⟨

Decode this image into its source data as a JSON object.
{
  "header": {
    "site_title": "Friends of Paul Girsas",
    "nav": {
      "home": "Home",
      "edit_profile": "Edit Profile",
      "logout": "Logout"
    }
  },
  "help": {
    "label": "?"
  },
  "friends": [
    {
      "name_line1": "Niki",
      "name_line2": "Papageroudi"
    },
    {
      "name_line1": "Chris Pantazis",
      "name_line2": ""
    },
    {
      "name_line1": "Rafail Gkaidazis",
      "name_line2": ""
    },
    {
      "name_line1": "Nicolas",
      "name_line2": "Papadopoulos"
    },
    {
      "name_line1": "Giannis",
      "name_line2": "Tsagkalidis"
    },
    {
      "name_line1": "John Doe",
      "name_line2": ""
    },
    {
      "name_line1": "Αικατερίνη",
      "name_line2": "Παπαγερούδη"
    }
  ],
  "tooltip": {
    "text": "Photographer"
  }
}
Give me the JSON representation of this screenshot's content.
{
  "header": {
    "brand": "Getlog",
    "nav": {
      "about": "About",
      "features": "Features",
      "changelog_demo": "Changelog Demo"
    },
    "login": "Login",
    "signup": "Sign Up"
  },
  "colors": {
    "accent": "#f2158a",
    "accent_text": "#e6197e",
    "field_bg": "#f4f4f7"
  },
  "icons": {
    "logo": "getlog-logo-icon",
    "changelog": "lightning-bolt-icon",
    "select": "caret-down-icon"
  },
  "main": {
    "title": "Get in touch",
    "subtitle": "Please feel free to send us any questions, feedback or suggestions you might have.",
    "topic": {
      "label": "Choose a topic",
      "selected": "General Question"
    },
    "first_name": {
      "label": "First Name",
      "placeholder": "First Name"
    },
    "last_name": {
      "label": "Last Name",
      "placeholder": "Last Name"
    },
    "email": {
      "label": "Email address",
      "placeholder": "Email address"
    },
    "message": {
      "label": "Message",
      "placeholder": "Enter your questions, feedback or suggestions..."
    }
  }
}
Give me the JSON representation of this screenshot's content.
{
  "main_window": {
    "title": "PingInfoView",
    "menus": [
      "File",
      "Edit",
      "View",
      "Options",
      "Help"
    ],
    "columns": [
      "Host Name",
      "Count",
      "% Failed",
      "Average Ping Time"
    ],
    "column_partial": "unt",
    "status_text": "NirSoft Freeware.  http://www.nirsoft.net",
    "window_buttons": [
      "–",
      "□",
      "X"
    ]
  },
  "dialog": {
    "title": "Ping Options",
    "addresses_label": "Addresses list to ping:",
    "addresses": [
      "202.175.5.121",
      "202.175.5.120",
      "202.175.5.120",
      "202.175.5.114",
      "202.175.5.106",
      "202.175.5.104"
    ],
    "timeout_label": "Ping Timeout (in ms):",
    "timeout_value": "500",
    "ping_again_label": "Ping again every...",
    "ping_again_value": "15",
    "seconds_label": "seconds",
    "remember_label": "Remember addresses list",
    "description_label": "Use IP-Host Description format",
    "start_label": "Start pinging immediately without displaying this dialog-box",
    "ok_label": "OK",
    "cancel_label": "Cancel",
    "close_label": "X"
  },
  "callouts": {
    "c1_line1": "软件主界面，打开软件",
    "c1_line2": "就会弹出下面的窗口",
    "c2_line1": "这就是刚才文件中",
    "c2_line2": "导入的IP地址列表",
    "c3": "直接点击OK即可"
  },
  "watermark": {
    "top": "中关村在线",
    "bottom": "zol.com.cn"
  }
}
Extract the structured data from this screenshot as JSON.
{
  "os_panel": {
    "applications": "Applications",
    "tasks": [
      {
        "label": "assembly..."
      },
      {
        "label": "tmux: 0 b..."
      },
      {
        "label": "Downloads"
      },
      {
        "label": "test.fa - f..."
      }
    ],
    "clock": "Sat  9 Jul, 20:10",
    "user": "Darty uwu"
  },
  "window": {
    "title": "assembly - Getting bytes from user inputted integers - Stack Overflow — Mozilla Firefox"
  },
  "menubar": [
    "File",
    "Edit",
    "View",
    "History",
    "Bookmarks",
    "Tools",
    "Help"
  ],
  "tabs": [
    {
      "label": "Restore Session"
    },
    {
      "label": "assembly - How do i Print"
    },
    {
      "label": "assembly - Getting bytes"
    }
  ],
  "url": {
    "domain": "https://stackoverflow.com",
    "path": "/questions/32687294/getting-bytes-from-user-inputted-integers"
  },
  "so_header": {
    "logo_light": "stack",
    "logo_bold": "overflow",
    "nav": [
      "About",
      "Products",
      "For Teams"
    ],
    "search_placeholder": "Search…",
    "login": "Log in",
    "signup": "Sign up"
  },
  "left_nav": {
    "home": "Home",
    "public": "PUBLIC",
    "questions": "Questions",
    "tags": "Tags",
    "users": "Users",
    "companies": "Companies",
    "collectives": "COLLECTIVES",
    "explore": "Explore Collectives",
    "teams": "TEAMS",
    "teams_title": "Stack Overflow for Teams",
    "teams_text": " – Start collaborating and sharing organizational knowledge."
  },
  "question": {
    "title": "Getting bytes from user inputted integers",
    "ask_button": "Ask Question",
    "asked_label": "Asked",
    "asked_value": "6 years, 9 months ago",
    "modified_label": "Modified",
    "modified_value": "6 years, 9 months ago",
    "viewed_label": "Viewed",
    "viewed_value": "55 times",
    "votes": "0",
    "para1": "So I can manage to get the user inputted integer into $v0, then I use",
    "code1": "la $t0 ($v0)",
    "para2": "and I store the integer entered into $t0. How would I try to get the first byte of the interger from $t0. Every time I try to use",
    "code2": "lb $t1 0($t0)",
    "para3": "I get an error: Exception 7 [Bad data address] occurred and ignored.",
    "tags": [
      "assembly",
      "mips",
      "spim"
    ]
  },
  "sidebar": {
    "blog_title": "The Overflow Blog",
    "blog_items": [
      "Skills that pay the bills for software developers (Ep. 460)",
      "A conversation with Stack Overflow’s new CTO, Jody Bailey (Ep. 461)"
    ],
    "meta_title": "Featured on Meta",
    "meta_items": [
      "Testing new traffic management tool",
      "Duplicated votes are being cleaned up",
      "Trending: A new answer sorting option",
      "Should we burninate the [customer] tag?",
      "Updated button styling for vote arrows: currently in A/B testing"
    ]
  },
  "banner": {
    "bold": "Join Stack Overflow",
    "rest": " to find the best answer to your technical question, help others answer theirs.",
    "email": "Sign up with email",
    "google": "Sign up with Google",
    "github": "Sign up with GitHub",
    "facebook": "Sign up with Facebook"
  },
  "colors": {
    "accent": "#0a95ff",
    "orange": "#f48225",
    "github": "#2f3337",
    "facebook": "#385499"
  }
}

⟩

> _EXERCISE DESCRIPTION_: Restate the whole listing exactly.

> _SOLUTION_:
Decode this image into its source data as a JSON object.
{
  "header": {
    "site_title": "Friends of Paul Girsas",
    "nav": {
      "home": "Home",
      "edit_profile": "Edit Profile",
      "logout": "Logout"
    }
  },
  "help": {
    "label": "?"
  },
  "friends": [
    {
      "name_line1": "Niki",
      "name_line2": "Papageroudi"
    },
    {
      "name_line1": "Chris Pantazis",
      "name_line2": ""
    },
    {
      "name_line1": "Rafail Gkaidazis",
      "name_line2": ""
    },
    {
      "name_line1": "Nicolas",
      "name_line2": "Papadopoulos"
    },
    {
      "name_line1": "Giannis",
      "name_line2": "Tsagkalidis"
    },
    {
      "name_line1": "John Doe",
      "name_line2": ""
    },
    {
      "name_line1": "Αικατερίνη",
      "name_line2": "Παπαγερούδη"
    }
  ],
  "tooltip": {
    "text": "Photographer"
  }
}
Give me the JSON representation of this screenshot's content.
{
  "header": {
    "brand": "Getlog",
    "nav": {
      "about": "About",
      "features": "Features",
      "changelog_demo": "Changelog Demo"
    },
    "login": "Login",
    "signup": "Sign Up"
  },
  "colors": {
    "accent": "#f2158a",
    "accent_text": "#e6197e",
    "field_bg": "#f4f4f7"
  },
  "icons": {
    "logo": "getlog-logo-icon",
    "changelog": "lightning-bolt-icon",
    "select": "caret-down-icon"
  },
  "main": {
    "title": "Get in touch",
    "subtitle": "Please feel free to send us any questions, feedback or suggestions you might have.",
    "topic": {
      "label": "Choose a topic",
      "selected": "General Question"
    },
    "first_name": {
      "label": "First Name",
      "placeholder": "First Name"
    },
    "last_name": {
      "label": "Last Name",
      "placeholder": "Last Name"
    },
    "email": {
      "label": "Email address",
      "placeholder": "Email address"
    },
    "message": {
      "label": "Message",
      "placeholder": "Enter your questions, feedback or suggestions..."
    }
  }
}
Give me the JSON representation of this screenshot's content.
{
  "main_window": {
    "title": "PingInfoView",
    "menus": [
      "File",
      "Edit",
      "View",
      "Options",
      "Help"
    ],
    "columns": [
      "Host Name",
      "Count",
      "% Failed",
      "Average Ping Time"
    ],
    "column_partial": "unt",
    "status_text": "NirSoft Freeware.  http://www.nirsoft.net",
    "window_buttons": [
      "–",
      "□",
      "X"
    ]
  },
  "dialog": {
    "title": "Ping Options",
    "addresses_label": "Addresses list to ping:",
    "addresses": [
      "202.175.5.121",
      "202.175.5.120",
      "202.175.5.120",
      "202.175.5.114",
      "202.175.5.106",
      "202.175.5.104"
    ],
    "timeout_label": "Ping Timeout (in ms):",
    "timeout_value": "500",
    "ping_again_label": "Ping again every...",
    "ping_again_value": "15",
    "seconds_label": "seconds",
    "remember_label": "Remember addresses list",
    "description_label": "Use IP-Host Description format",
    "start_label": "Start pinging immediately without displaying this dialog-box",
    "ok_label": "OK",
    "cancel_label": "Cancel",
    "close_label": "X"
  },
  "callouts": {
    "c1_line1": "软件主界面，打开软件",
    "c1_line2": "就会弹出下面的窗口",
    "c2_line1": "这就是刚才文件中",
    "c2_line2": "导入的IP地址列表",
    "c3": "直接点击OK即可"
  },
  "watermark": {
    "top": "中关村在线",
    "bottom": "zol.com.cn"
  }
}
Extract the structured data from this screenshot as JSON.
{
  "os_panel": {
    "applications": "Applications",
    "tasks": [
      {
        "label": "assembly..."
      },
      {
        "label": "tmux: 0 b..."
      },
      {
        "label": "Downloads"
      },
      {
        "label": "test.fa - f..."
      }
    ],
    "clock": "Sat  9 Jul, 20:10",
    "user": "Darty uwu"
  },
  "window": {
    "title": "assembly - Getting bytes from user inputted integers - Stack Overflow — Mozilla Firefox"
  },
  "menubar": [
    "File",
    "Edit",
    "View",
    "History",
    "Bookmarks",
    "Tools",
    "Help"
  ],
  "tabs": [
    {
      "label": "Restore Session"
    },
    {
      "label": "assembly - How do i Print"
    },
    {
      "label": "assembly - Getting bytes"
    }
  ],
  "url": {
    "domain": "https://stackoverflow.com",
    "path": "/questions/32687294/getting-bytes-from-user-inputted-integers"
  },
  "so_header": {
    "logo_light": "stack",
    "logo_bold": "overflow",
    "nav": [
      "About",
      "Products",
      "For Teams"
    ],
    "search_placeholder": "Search…",
    "login": "Log in",
    "signup": "Sign up"
  },
  "left_nav": {
    "home": "Home",
    "public": "PUBLIC",
    "questions": "Questions",
    "tags": "Tags",
    "users": "Users",
    "companies": "Companies",
    "collectives": "COLLECTIVES",
    "explore": "Explore Collectives",
    "teams": "TEAMS",
    "teams_title": "Stack Overflow for Teams",
    "teams_text": " – Start collaborating and sharing organizational knowledge."
  },
  "question": {
    "title": "Getting bytes from user inputted integers",
    "ask_button": "Ask Question",
    "asked_label": "Asked",
    "asked_value": "6 years, 9 months ago",
    "modified_label": "Modified",
    "modified_value": "6 years, 9 months ago",
    "viewed_label": "Viewed",
    "viewed_value": "55 times",
    "votes": "0",
    "para1": "So I can manage to get the user inputted integer into $v0, then I use",
    "code1": "la $t0 ($v0)",
    "para2": "and I store the integer entered into $t0. How would I try to get the first byte of the interger from $t0. Every time I try to use",
    "code2": "lb $t1 0($t0)",
    "para3": "I get an error: Exception 7 [Bad data address] occurred and ignored.",
    "tags": [
      "assembly",
      "mips",
      "spim"
    ]
  },
  "sidebar": {
    "blog_title": "The Overflow Blog",
    "blog_items": [
      "Skills that pay the bills for software developers (Ep. 460)",
      "A conversation with Stack Overflow’s new CTO, Jody Bailey (Ep. 461)"
    ],
    "meta_title": "Featured on Meta",
    "meta_items": [
      "Testing new traffic management tool",
      "Duplicated votes are being cleaned up",
      "Trending: A new answer sorting option",
      "Should we burninate the [customer] tag?",
      "Updated button styling for vote arrows: currently in A/B testing"
    ]
  },
  "banner": {
    "bold": "Join Stack Overflow",
    "rest": " to find the best answer to your technical question, help others answer theirs.",
    "email": "Sign up with email",
    "google": "Sign up with Google",
    "github": "Sign up with GitHub",
    "facebook": "Sign up with Facebook"
  },
  "colors": {
    "accent": "#0a95ff",
    "orange": "#f48225",
    "github": "#2f3337",
    "facebook": "#385499"
  }
}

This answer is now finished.